29.1.07

Colaboraciones: Canfranc, la última estación.

Casi ocho horas después de haber abandonado Barcelona-Sants, llego a Canfranc, cansada tras el largo viaje, aunque expectante por ver cómo marchan las obras de la Estación Internacional. He tenido que ir hasta Zaragoza-Delicias, y de allí coger un regional (¡de dos vagones!) que no supera los 70 km/h. A medida que se aleja de la capital aragonesa, el tren recorre montañas cada vez más escarpadas, siguiendo siempre el curso del río Aragón, que destaca, turquesa, sobre el verde pino de los valles. En mi vagón viajan otras tres chicas más jóvenes que yo, y un hombre mayor al que me ha sido imposible verle la cara, pues se refugia tras El Heraldo de Aragón. A ratos un águila nos acompaña, sobrevolando el tren a poca distancia. La vía se hace cada vez más angosta, y de vez en cuando el tren, azotado por las ramas de los árboles que bordean el camino, parece quejarse al tomar una curva o internarse en un túnel.

Canfranc, última estación. Desciendo del tren, atravieso las vías, oxidadas y pobladas de maleza, y observo cómo el último rayo de sol se esconde tras las montañas, en cuyas cimas reluce todavía algo de nieve. A pesar de estar prácticamente en ruinas, la Estación Internacional de Canfranc conserva un aspecto majestuoso. Me quedo allí un rato contemplando el edificio, mientras oigo el rumor inconfundible del agua: es el río Aragón, que corre a pocos metros de donde yo me encuentro. Tuvieron que desviar su curso para poder construir la estación.

→ **TRABAJO REQUERIDO**
A. Según el relato sobre Canfranc, ¿con qué fin se desvió el curso del río Aragón?
B. Reproduce del relato sobre Canfranc el tramo comprendido desde "Canfranc, última estación." hasta "construir la estación.".
C. Prosigue el relato sobre Canfranc a partir de su última oración.

(Datos de anotación de maquetación)
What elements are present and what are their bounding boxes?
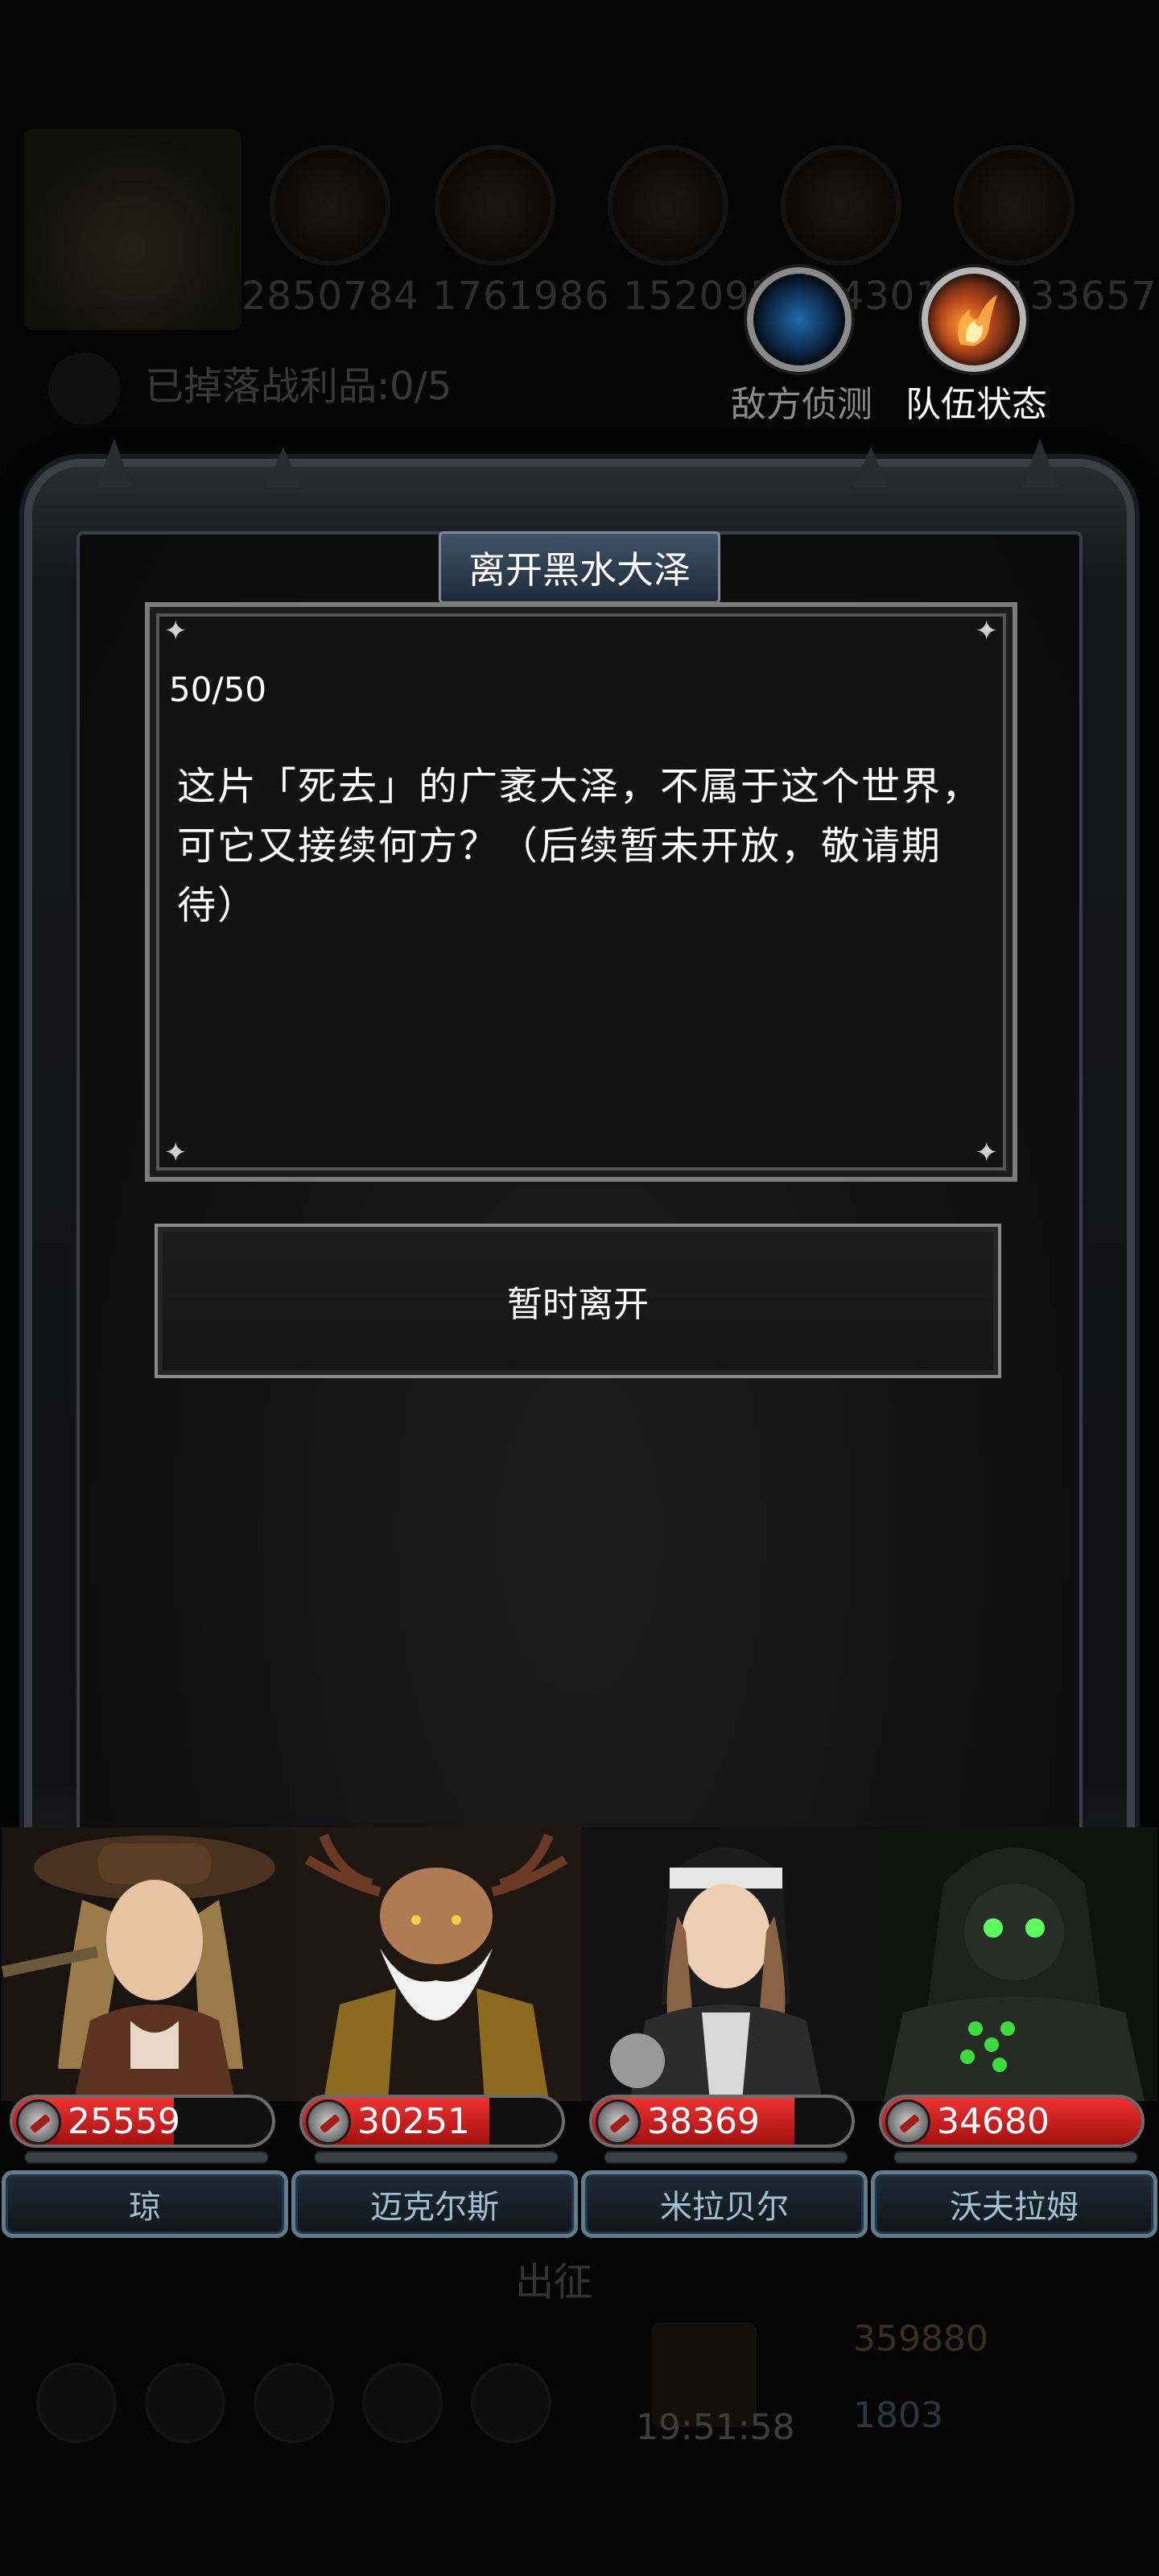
hp-bar: 25559 <box>10 2095 275 2148</box>
skill-icon <box>270 145 390 266</box>
radar-icon <box>747 267 852 372</box>
character-portrait <box>871 1827 1159 2101</box>
character-portrait <box>2 1827 291 2101</box>
character-portrait <box>581 1827 871 2101</box>
mana-bar <box>604 2151 848 2164</box>
enemy-scout-button[interactable]: 敌方侦测 <box>731 267 872 427</box>
hp-value: 38369 <box>647 2101 760 2142</box>
team-status-button[interactable]: 队伍状态 <box>905 267 1047 427</box>
character-name[interactable]: 米拉贝尔 <box>581 2170 868 2238</box>
character-name[interactable]: 琼 <box>2 2170 288 2238</box>
mana-bar <box>24 2151 269 2164</box>
dialog-message: 这片「死去」的广袤大泽，不属于这个世界，可它又接续何方？（后续暂未开放，敬请期待… <box>177 764 983 928</box>
menu-icon <box>471 2363 551 2443</box>
mana-bar <box>314 2151 559 2164</box>
gem-amount: 1803 <box>853 2395 943 2436</box>
menu-icon <box>145 2363 225 2443</box>
map-thumbnail <box>24 129 241 330</box>
depart-label: 出征 <box>515 2260 593 2305</box>
character-portrait <box>291 1827 581 2101</box>
hp-bar: 30251 <box>299 2095 565 2148</box>
frame-ornament <box>266 447 301 487</box>
frame-ornament <box>853 447 889 487</box>
corner-star-icon: ✦ <box>164 1137 188 1169</box>
menu-icon <box>362 2363 443 2443</box>
hp-value: 25559 <box>68 2101 180 2142</box>
skill-icon <box>608 145 728 266</box>
loot-icon <box>48 353 121 425</box>
mana-bar <box>893 2151 1138 2164</box>
leave-temporarily-button[interactable]: 暂时离开 <box>155 1224 1001 1378</box>
skill-icon <box>954 145 1074 266</box>
hp-value: 34680 <box>937 2101 1050 2142</box>
menu-icon <box>36 2363 117 2443</box>
sword-icon <box>596 2099 641 2145</box>
gold-amount: 359880 <box>853 2318 988 2359</box>
frame-ornament <box>97 439 132 487</box>
progress-counter: 50/50 <box>169 670 267 709</box>
party-member-card[interactable]: 34680 沃夫拉姆 <box>871 1827 1159 2246</box>
corner-star-icon: ✦ <box>164 615 188 647</box>
flame-icon <box>922 267 1026 372</box>
menu-icon <box>254 2363 334 2443</box>
enemy-scout-label: 敌方侦测 <box>731 384 872 425</box>
leave-button-label: 暂时离开 <box>507 1284 649 1325</box>
sword-icon <box>16 2099 61 2145</box>
corner-star-icon: ✦ <box>975 615 999 647</box>
corner-star-icon: ✦ <box>975 1137 999 1169</box>
sword-icon <box>885 2099 930 2145</box>
skill-icon <box>435 145 555 266</box>
character-name[interactable]: 沃夫拉姆 <box>871 2170 1157 2238</box>
loot-status: 已掉落战利品:0/5 <box>145 364 452 409</box>
party-member-card[interactable]: 38369 米拉贝尔 <box>581 1827 871 2246</box>
hp-bar: 34680 <box>879 2095 1145 2148</box>
skill-icon <box>781 145 901 266</box>
hp-value: 30251 <box>357 2101 470 2142</box>
character-name[interactable]: 迈克尔斯 <box>291 2170 578 2238</box>
party-member-card[interactable]: 25559 琼 <box>2 1827 291 2246</box>
party-member-card[interactable]: 30251 迈克尔斯 <box>291 1827 581 2246</box>
hp-bar: 38369 <box>589 2095 855 2148</box>
dialog-title: 离开黑水大泽 <box>468 548 691 592</box>
frame-ornament <box>1022 439 1058 487</box>
team-status-label: 队伍状态 <box>905 384 1047 425</box>
timer: 19:51:58 <box>636 2407 795 2448</box>
sword-icon <box>306 2099 351 2145</box>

→ **RESPUESTAS DEL EJERCICIO**
A. Para poder construir la estación.

B.
Canfranc, última estación. Desciendo del tren, atravieso las vías, oxidadas y pobladas de maleza, y observo cómo el último rayo de sol se esconde tras las montañas, en cuyas cimas reluce todavía algo de nieve. A pesar de estar prácticamente en ruinas, la Estación Internacional de Canfranc conserva un aspecto majestuoso. Me quedo allí un rato contemplando el edificio, mientras oigo el rumor inconfundible del agua: es el río Aragón, que corre a pocos metros de donde yo me encuentro. Tuvieron que desviar su curso para poder construir la estación.

C.
Encajonada entre las montañas, la estación se alza, imponente, como surgida de la nada. ¿Por qué construirían una terminal de tan grandes dimensiones en un lugar tan remoto como aquél? Me recuerda a la Gare d’Orsay de París, con su estructura simétrica, sus muros de hormigón, sus vidrieras, su decoración clasicista, su tejado de pizarra y la marquesina metálica que cubre la planta baja. El edificio, de unos doscientos cincuenta metros de longitud, está flanqueado por dos torreones y dividido en tres alturas. El sol se refleja sobre el tejado de la inmensa cúpula central. La puerta principal, sobre la que todavía se conserva intacta una gran vidriera, permanece ahora cerrada. Daba acceso al vestíbulo, que está actualmente en obras.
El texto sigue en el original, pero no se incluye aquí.